## BEGIN Records for the exercise

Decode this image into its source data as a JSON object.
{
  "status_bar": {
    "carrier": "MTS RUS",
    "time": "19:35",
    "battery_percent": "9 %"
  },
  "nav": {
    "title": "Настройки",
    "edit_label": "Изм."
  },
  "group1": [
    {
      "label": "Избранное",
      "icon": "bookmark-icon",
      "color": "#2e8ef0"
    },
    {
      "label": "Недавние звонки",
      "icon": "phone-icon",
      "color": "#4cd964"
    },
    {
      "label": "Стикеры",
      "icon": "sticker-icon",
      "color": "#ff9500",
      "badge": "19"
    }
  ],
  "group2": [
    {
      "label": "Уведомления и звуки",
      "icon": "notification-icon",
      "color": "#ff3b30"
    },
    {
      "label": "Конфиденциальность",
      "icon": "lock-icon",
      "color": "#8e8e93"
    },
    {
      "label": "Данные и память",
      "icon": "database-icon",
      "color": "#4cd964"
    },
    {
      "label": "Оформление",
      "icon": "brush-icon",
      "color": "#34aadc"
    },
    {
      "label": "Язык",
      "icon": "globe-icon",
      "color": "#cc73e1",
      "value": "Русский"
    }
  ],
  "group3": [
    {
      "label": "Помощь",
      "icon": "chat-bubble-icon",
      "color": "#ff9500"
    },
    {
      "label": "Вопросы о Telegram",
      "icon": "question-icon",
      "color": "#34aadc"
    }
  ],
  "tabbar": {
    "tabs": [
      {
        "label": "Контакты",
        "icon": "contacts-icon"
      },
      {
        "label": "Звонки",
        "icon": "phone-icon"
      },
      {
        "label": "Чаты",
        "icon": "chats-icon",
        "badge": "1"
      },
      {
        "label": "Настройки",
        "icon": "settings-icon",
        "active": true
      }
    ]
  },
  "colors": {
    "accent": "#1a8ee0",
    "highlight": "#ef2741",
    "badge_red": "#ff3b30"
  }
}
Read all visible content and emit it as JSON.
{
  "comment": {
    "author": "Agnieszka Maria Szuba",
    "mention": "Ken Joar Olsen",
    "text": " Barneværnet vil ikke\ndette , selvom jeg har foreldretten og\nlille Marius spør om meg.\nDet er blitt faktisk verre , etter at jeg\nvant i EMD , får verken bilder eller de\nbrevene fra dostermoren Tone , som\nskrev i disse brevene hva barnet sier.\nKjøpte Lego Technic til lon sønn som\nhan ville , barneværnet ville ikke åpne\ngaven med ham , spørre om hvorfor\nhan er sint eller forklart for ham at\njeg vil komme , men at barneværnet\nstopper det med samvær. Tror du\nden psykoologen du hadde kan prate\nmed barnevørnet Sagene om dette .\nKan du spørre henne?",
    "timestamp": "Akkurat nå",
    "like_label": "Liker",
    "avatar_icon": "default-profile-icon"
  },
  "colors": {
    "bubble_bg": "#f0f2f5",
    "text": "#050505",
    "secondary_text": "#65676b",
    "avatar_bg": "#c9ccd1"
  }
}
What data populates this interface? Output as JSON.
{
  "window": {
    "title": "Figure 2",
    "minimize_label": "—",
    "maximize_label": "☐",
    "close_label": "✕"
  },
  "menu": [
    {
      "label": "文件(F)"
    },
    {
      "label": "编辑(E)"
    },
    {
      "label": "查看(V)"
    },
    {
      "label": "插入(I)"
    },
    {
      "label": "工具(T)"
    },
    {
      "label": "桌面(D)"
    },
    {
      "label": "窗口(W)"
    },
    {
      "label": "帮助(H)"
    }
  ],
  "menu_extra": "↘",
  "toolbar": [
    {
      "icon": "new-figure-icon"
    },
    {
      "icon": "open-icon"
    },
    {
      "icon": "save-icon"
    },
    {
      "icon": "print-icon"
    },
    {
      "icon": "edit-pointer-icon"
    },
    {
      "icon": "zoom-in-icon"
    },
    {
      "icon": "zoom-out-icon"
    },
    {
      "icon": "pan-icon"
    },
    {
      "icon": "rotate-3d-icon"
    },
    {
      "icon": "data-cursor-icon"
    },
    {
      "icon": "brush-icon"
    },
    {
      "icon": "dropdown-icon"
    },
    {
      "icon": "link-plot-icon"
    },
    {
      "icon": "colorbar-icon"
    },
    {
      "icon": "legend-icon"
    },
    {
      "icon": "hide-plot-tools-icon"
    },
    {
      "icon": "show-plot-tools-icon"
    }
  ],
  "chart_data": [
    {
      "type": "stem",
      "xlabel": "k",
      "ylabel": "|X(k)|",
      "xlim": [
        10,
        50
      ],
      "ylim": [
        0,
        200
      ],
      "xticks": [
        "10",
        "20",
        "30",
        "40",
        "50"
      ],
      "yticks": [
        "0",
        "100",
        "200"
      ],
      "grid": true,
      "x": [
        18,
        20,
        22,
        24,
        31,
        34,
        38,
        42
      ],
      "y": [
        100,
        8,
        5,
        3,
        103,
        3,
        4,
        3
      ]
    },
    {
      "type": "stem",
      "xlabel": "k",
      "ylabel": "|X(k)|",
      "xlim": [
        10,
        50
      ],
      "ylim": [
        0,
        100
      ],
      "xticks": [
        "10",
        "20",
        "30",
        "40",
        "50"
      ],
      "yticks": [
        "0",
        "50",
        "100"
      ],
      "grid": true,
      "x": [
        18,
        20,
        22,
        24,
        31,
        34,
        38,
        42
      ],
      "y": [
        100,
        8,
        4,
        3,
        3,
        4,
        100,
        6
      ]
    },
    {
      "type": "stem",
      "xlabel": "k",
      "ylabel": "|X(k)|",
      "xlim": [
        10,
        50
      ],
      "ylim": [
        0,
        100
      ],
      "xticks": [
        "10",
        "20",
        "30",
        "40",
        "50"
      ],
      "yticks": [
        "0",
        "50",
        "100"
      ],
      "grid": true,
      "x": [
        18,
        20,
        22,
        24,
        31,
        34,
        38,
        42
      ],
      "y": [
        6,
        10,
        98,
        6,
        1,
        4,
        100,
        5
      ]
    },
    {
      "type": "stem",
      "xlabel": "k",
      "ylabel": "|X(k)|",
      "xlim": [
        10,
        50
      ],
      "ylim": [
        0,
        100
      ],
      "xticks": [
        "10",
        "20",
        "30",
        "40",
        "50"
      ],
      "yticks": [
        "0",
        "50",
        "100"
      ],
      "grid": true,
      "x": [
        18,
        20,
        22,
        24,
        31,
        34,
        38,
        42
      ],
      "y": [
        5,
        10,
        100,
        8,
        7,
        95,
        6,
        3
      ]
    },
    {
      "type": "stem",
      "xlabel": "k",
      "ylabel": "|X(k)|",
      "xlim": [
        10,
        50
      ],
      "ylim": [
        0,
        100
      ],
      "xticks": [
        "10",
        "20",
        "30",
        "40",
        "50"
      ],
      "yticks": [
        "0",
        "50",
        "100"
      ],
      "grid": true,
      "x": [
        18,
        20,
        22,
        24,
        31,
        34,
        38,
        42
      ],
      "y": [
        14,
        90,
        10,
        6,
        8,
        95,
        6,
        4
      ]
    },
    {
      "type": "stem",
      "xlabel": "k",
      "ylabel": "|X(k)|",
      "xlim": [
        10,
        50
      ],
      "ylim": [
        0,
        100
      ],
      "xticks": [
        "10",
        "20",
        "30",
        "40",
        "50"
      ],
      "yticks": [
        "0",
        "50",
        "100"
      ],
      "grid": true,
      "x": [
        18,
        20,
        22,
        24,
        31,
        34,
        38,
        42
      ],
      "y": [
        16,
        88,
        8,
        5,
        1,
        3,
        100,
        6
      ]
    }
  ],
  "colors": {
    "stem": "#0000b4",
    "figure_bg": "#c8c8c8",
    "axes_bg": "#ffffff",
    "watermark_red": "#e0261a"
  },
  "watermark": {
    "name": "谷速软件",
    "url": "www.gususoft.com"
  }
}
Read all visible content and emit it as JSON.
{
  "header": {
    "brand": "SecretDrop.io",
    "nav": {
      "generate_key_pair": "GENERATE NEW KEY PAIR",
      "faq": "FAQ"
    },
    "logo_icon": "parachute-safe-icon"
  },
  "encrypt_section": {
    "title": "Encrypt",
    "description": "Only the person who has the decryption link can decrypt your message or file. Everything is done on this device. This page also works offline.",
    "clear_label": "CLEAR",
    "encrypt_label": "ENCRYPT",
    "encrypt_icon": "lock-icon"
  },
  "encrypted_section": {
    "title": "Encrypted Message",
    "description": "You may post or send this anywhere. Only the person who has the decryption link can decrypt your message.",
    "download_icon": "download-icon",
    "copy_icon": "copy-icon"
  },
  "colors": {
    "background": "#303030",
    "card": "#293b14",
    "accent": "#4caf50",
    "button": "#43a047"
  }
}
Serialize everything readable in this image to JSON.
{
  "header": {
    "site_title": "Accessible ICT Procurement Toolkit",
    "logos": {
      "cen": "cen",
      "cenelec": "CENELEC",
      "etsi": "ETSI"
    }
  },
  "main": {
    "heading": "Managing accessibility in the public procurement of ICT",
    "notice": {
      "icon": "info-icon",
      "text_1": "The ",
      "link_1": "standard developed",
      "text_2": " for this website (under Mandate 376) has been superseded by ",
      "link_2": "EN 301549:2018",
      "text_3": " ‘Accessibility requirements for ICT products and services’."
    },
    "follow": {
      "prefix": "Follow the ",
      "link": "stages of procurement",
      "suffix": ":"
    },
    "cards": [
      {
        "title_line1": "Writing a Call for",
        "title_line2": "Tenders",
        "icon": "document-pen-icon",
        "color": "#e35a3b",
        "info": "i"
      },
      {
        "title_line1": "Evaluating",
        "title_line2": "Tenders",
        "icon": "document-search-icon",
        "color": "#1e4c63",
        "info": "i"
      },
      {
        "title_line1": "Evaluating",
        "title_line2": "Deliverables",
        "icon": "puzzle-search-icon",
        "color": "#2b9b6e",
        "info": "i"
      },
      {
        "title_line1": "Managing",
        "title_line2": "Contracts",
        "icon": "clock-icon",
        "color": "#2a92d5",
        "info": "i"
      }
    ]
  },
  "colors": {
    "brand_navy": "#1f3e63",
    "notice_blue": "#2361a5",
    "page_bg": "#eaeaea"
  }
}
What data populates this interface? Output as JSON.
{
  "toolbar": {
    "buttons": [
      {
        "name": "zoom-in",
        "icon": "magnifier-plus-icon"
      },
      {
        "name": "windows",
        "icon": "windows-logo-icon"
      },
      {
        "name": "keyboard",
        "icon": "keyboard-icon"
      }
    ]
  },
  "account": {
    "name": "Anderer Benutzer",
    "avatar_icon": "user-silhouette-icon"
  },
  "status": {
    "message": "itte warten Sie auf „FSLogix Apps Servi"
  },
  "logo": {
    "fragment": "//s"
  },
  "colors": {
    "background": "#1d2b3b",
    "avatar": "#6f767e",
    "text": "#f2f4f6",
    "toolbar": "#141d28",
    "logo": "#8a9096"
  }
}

## END Records for the exercise

Aim of the task: Each line in the listing above that contains "decryption" should be copied.

Reply:
    "description": "Only the person who has the decryption link can decrypt your message or file. Everything is done on this device. This page also works offline.",
    "description": "You may post or send this anywhere. Only the person who has the decryption link can decrypt your message.",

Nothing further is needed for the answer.